» **REQUIREMENTS**: Look through the data below. Pick out the lines holding the string "brain".

[BEGIN]

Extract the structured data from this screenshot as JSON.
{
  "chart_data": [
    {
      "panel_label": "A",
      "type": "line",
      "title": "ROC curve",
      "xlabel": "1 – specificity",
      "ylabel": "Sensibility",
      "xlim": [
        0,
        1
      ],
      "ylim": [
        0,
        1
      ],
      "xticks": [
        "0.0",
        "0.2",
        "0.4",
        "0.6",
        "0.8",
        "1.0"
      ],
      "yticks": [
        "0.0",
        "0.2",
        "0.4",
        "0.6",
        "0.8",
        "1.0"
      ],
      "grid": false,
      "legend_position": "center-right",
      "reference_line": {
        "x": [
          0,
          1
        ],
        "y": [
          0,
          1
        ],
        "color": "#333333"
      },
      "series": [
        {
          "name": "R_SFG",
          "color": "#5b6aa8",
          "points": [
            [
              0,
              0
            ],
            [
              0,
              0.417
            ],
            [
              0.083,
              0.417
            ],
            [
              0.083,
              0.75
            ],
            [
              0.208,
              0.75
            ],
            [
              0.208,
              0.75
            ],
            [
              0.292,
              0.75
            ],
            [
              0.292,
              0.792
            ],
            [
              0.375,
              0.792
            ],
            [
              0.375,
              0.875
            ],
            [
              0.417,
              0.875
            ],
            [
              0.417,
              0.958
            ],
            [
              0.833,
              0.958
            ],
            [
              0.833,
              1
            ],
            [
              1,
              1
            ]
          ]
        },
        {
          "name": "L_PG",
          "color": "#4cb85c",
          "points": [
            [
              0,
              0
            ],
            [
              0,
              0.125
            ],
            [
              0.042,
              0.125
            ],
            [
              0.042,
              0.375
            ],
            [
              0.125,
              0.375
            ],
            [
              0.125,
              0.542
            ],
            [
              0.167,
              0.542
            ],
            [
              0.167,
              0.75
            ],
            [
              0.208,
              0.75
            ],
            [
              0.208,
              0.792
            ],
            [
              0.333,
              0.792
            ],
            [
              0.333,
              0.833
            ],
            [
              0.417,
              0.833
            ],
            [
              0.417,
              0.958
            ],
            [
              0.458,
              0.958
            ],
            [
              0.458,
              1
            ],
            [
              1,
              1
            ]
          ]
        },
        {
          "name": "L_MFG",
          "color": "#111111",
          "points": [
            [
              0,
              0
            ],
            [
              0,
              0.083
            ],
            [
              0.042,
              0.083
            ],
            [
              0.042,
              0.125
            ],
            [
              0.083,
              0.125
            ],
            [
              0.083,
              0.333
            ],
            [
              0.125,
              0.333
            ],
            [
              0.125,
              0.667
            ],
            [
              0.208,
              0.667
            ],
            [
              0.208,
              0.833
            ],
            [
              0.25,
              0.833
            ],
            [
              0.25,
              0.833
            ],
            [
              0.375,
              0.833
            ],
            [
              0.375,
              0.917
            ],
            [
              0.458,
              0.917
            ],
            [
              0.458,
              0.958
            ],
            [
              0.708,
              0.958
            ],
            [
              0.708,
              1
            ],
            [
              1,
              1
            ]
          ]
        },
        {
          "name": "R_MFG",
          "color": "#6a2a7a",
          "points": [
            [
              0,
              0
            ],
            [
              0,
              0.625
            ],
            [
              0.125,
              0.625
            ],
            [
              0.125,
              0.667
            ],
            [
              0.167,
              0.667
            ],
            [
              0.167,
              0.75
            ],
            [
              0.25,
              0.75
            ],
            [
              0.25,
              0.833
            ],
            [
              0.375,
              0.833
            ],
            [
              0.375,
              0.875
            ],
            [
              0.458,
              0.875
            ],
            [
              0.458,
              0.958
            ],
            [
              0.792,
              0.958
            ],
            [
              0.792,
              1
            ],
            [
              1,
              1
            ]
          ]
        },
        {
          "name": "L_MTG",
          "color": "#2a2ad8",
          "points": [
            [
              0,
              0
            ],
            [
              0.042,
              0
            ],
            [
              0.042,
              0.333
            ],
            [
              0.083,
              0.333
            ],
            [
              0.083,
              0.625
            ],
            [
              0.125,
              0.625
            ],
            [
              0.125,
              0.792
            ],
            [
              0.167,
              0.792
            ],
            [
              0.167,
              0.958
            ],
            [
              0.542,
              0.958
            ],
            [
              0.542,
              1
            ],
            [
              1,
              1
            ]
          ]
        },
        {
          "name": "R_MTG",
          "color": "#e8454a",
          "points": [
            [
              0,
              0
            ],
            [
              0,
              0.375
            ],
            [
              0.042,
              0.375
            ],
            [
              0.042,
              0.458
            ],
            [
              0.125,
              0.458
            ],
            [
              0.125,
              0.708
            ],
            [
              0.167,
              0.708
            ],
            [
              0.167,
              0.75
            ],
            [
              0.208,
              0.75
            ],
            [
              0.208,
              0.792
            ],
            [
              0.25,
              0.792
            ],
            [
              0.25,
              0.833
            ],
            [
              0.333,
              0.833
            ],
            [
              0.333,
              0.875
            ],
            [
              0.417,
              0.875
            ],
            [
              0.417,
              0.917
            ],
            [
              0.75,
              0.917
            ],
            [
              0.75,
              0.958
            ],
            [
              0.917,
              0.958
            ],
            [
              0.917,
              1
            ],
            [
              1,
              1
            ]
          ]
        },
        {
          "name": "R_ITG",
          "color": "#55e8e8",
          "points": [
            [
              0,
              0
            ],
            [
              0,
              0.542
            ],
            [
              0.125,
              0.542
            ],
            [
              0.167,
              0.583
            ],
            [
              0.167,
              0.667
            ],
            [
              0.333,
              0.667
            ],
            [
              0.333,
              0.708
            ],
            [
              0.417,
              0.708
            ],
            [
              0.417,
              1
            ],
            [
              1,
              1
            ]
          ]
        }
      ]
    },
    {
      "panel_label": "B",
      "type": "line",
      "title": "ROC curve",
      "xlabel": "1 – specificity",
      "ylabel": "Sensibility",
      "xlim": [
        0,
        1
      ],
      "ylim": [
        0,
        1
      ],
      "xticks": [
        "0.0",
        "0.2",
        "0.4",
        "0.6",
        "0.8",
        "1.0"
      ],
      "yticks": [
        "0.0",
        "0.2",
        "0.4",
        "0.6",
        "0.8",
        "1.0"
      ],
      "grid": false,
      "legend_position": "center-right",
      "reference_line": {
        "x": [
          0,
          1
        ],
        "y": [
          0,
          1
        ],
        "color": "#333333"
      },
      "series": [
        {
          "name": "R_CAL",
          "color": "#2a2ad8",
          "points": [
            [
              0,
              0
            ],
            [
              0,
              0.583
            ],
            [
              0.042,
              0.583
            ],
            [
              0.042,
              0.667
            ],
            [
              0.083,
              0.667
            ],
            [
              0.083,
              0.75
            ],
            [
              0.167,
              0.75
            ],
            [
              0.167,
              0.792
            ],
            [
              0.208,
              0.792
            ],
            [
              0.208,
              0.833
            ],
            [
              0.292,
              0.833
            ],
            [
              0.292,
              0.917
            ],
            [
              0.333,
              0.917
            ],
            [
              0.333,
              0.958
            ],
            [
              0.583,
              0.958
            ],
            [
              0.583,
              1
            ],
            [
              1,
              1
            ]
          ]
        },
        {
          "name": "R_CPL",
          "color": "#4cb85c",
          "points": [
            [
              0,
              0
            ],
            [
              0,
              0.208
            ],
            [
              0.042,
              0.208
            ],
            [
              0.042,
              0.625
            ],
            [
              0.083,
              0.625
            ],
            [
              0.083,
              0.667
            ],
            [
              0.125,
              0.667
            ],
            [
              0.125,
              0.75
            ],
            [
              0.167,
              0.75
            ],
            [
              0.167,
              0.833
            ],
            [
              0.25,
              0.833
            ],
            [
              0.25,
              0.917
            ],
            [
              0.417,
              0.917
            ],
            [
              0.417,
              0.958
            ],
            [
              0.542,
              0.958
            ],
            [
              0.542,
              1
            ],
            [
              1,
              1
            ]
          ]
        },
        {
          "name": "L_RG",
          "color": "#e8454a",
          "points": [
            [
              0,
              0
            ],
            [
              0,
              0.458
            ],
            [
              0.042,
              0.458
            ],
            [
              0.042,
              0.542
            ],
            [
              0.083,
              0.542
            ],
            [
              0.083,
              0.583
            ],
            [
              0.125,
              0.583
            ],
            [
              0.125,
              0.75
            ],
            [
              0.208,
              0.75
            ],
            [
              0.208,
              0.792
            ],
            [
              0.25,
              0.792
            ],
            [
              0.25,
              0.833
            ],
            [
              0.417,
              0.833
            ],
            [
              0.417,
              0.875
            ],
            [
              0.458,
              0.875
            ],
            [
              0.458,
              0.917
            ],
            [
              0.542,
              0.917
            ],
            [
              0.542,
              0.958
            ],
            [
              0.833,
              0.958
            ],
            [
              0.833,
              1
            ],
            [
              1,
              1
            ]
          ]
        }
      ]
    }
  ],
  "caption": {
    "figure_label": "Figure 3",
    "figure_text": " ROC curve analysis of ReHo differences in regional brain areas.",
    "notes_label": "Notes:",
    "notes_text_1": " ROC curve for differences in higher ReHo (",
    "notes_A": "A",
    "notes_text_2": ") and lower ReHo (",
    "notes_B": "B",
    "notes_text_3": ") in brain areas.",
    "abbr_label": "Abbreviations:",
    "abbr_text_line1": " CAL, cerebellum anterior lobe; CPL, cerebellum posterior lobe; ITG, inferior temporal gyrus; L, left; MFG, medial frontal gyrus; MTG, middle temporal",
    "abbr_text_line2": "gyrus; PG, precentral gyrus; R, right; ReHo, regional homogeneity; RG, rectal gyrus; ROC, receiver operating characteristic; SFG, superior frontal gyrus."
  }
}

[END]

» **OUTPUT BELOW**:
    "figure_text": " ROC curve analysis of ReHo differences in regional brain areas.",
    "notes_text_3": ") in brain areas.",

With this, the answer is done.